== Dataset entries
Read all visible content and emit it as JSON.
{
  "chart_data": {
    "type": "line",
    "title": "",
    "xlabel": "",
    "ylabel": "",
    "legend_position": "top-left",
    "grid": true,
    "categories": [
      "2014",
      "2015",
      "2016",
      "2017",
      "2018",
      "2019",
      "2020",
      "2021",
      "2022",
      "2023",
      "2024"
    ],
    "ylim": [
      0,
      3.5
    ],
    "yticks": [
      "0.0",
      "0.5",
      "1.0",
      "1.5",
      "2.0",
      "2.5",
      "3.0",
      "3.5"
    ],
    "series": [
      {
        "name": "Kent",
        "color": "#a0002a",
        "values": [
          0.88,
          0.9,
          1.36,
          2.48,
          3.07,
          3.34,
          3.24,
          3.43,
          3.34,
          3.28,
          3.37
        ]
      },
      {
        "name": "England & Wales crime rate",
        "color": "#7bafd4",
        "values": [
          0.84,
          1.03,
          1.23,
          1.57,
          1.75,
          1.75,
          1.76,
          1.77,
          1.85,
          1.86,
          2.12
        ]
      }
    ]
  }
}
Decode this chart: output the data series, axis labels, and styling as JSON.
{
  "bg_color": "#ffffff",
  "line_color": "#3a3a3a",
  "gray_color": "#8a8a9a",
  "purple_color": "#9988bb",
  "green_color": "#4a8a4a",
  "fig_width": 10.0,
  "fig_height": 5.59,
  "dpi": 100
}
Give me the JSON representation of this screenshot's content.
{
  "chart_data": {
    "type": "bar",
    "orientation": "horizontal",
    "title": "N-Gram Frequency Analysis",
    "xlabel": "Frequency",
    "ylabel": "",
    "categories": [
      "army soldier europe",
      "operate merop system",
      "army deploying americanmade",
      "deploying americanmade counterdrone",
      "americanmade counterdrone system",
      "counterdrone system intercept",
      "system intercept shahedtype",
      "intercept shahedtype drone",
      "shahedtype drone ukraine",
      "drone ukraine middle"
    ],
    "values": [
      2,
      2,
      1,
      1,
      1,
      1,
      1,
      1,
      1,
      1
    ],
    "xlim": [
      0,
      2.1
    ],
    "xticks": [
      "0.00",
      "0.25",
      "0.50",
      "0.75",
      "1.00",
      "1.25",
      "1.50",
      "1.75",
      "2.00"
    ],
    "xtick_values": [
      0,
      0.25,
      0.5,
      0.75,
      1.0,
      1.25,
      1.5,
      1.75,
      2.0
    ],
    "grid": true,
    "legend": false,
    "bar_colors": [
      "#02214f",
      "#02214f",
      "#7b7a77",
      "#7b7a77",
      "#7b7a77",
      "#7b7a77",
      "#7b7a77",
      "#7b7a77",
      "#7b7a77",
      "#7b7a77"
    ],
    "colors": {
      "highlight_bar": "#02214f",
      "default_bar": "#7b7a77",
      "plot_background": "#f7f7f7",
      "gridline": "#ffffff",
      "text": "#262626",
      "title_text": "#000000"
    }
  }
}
====
- **Aim of the task**
Please set down the whole listing above without altering a single line.

- **Completed exercise**
Read all visible content and emit it as JSON.
{
  "chart_data": {
    "type": "line",
    "title": "",
    "xlabel": "",
    "ylabel": "",
    "legend_position": "top-left",
    "grid": true,
    "categories": [
      "2014",
      "2015",
      "2016",
      "2017",
      "2018",
      "2019",
      "2020",
      "2021",
      "2022",
      "2023",
      "2024"
    ],
    "ylim": [
      0,
      3.5
    ],
    "yticks": [
      "0.0",
      "0.5",
      "1.0",
      "1.5",
      "2.0",
      "2.5",
      "3.0",
      "3.5"
    ],
    "series": [
      {
        "name": "Kent",
        "color": "#a0002a",
        "values": [
          0.88,
          0.9,
          1.36,
          2.48,
          3.07,
          3.34,
          3.24,
          3.43,
          3.34,
          3.28,
          3.37
        ]
      },
      {
        "name": "England & Wales crime rate",
        "color": "#7bafd4",
        "values": [
          0.84,
          1.03,
          1.23,
          1.57,
          1.75,
          1.75,
          1.76,
          1.77,
          1.85,
          1.86,
          2.12
        ]
      }
    ]
  }
}
Decode this chart: output the data series, axis labels, and styling as JSON.
{
  "bg_color": "#ffffff",
  "line_color": "#3a3a3a",
  "gray_color": "#8a8a9a",
  "purple_color": "#9988bb",
  "green_color": "#4a8a4a",
  "fig_width": 10.0,
  "fig_height": 5.59,
  "dpi": 100
}
Give me the JSON representation of this screenshot's content.
{
  "chart_data": {
    "type": "bar",
    "orientation": "horizontal",
    "title": "N-Gram Frequency Analysis",
    "xlabel": "Frequency",
    "ylabel": "",
    "categories": [
      "army soldier europe",
      "operate merop system",
      "army deploying americanmade",
      "deploying americanmade counterdrone",
      "americanmade counterdrone system",
      "counterdrone system intercept",
      "system intercept shahedtype",
      "intercept shahedtype drone",
      "shahedtype drone ukraine",
      "drone ukraine middle"
    ],
    "values": [
      2,
      2,
      1,
      1,
      1,
      1,
      1,
      1,
      1,
      1
    ],
    "xlim": [
      0,
      2.1
    ],
    "xticks": [
      "0.00",
      "0.25",
      "0.50",
      "0.75",
      "1.00",
      "1.25",
      "1.50",
      "1.75",
      "2.00"
    ],
    "xtick_values": [
      0,
      0.25,
      0.5,
      0.75,
      1.0,
      1.25,
      1.5,
      1.75,
      2.0
    ],
    "grid": true,
    "legend": false,
    "bar_colors": [
      "#02214f",
      "#02214f",
      "#7b7a77",
      "#7b7a77",
      "#7b7a77",
      "#7b7a77",
      "#7b7a77",
      "#7b7a77",
      "#7b7a77",
      "#7b7a77"
    ],
    "colors": {
      "highlight_bar": "#02214f",
      "default_bar": "#7b7a77",
      "plot_background": "#f7f7f7",
      "gridline": "#ffffff",
      "text": "#262626",
      "title_text": "#000000"
    }
  }
}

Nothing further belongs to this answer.